EXERCISE ▸ Would you transcribe all of the data exactly, down to the last character?

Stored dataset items
----
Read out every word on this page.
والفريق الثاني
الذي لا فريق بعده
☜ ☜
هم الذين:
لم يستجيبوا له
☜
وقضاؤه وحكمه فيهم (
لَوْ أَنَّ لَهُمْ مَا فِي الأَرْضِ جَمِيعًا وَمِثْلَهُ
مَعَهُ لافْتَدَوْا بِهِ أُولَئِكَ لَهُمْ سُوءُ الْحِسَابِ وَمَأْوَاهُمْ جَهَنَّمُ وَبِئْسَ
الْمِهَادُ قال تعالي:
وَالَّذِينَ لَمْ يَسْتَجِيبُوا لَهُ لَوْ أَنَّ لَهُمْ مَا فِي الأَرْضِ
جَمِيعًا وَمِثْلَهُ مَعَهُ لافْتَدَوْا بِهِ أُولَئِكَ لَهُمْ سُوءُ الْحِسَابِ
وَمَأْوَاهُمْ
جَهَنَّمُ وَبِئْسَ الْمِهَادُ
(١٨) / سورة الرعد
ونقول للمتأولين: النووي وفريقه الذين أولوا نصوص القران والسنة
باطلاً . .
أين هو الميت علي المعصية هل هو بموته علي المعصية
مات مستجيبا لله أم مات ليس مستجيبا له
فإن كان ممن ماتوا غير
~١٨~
----
RESULT ▸
Read out every word on this page.
والفريق الثاني
الذي لا فريق بعده
☜ ☜
هم الذين:
لم يستجيبوا له
☜
وقضاؤه وحكمه فيهم (
لَوْ أَنَّ لَهُمْ مَا فِي الأَرْضِ جَمِيعًا وَمِثْلَهُ
مَعَهُ لافْتَدَوْا بِهِ أُولَئِكَ لَهُمْ سُوءُ الْحِسَابِ وَمَأْوَاهُمْ جَهَنَّمُ وَبِئْسَ
الْمِهَادُ قال تعالي:
وَالَّذِينَ لَمْ يَسْتَجِيبُوا لَهُ لَوْ أَنَّ لَهُمْ مَا فِي الأَرْضِ
جَمِيعًا وَمِثْلَهُ مَعَهُ لافْتَدَوْا بِهِ أُولَئِكَ لَهُمْ سُوءُ الْحِسَابِ
وَمَأْوَاهُمْ
جَهَنَّمُ وَبِئْسَ الْمِهَادُ
(١٨) / سورة الرعد
ونقول للمتأولين: النووي وفريقه الذين أولوا نصوص القران والسنة
باطلاً . .
أين هو الميت علي المعصية هل هو بموته علي المعصية
مات مستجيبا لله أم مات ليس مستجيبا له
فإن كان ممن ماتوا غير
~١٨~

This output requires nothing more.